Instruction: Your output must consist solely of the lines from the one containing "What does this" through the end of the records, reproduced exactly.
++++++
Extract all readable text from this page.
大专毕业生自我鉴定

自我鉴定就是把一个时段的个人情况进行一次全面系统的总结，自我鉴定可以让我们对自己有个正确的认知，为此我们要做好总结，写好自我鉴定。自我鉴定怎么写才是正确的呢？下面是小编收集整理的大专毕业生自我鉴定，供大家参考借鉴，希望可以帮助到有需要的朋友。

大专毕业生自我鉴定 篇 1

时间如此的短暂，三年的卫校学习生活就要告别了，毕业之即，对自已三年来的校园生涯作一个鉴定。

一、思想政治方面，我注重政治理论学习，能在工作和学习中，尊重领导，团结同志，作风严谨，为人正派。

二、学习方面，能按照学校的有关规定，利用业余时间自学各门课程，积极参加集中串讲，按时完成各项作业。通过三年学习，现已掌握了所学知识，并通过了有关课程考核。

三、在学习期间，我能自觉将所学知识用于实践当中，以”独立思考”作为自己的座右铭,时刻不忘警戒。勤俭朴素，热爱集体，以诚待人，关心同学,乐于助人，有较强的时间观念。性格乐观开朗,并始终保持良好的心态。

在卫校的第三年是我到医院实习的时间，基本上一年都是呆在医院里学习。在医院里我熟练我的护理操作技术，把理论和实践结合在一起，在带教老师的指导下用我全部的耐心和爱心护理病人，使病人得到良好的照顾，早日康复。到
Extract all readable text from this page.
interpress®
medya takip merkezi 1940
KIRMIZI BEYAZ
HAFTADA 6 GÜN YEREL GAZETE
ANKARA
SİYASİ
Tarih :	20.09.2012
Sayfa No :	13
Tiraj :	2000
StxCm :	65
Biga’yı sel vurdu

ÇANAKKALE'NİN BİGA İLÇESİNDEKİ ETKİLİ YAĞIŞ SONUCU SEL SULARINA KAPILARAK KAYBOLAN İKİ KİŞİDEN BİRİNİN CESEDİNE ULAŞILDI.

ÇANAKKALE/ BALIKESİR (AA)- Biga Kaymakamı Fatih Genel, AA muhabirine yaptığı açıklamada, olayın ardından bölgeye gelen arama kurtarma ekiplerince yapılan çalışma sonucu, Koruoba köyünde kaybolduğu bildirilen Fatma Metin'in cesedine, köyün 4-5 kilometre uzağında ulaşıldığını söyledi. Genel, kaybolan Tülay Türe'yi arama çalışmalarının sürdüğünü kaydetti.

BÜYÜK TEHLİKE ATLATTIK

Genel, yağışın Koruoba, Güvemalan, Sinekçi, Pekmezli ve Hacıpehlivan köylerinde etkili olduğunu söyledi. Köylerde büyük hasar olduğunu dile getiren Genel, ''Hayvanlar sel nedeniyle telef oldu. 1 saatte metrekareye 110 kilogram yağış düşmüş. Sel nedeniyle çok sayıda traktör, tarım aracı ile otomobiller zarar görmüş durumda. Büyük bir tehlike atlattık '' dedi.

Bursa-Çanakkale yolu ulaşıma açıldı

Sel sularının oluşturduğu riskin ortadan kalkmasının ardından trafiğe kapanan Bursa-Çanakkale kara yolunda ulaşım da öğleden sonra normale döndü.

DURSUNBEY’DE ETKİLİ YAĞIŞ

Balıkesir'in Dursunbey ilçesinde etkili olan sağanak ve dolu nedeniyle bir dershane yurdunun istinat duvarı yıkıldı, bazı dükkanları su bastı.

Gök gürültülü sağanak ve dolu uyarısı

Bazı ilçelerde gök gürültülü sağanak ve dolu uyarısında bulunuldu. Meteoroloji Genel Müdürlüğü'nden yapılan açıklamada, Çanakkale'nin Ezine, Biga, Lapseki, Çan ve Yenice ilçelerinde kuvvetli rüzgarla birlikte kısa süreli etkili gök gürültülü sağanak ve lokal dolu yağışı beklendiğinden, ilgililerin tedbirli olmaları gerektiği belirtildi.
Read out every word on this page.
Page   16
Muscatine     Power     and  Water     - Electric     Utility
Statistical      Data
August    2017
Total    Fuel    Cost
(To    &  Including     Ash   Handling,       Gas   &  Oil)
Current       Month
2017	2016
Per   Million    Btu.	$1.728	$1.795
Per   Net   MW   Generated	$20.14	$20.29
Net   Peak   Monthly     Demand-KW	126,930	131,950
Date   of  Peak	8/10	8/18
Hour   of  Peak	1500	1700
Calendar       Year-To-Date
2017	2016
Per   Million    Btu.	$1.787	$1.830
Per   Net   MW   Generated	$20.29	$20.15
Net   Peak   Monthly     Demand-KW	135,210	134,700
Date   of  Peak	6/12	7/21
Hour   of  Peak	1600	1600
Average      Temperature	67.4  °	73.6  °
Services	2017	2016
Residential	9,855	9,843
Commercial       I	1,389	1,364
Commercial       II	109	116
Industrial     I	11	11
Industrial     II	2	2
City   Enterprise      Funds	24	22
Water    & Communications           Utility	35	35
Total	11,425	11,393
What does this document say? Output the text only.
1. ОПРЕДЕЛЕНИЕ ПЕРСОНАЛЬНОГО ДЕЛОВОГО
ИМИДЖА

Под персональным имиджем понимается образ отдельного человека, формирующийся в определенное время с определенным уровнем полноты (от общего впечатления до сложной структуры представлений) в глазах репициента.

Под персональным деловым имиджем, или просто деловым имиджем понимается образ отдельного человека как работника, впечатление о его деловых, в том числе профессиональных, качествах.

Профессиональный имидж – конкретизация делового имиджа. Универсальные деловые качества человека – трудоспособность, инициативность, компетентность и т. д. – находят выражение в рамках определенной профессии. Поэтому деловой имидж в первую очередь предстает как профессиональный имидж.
++++++
Result of this exercise:
What does this document say? Output the text only.
1. ОПРЕДЕЛЕНИЕ ПЕРСОНАЛЬНОГО ДЕЛОВОГО
ИМИДЖА

Под персональным имиджем понимается образ отдельного человека, формирующийся в определенное время с определенным уровнем полноты (от общего впечатления до сложной структуры представлений) в глазах репициента.

Под персональным деловым имиджем, или просто деловым имиджем понимается образ отдельного человека как работника, впечатление о его деловых, в том числе профессиональных, качествах.

Профессиональный имидж – конкретизация делового имиджа. Универсальные деловые качества человека – трудоспособность, инициативность, компетентность и т. д. – находят выражение в рамках определенной профессии. Поэтому деловой имидж в первую очередь предстает как профессиональный имидж.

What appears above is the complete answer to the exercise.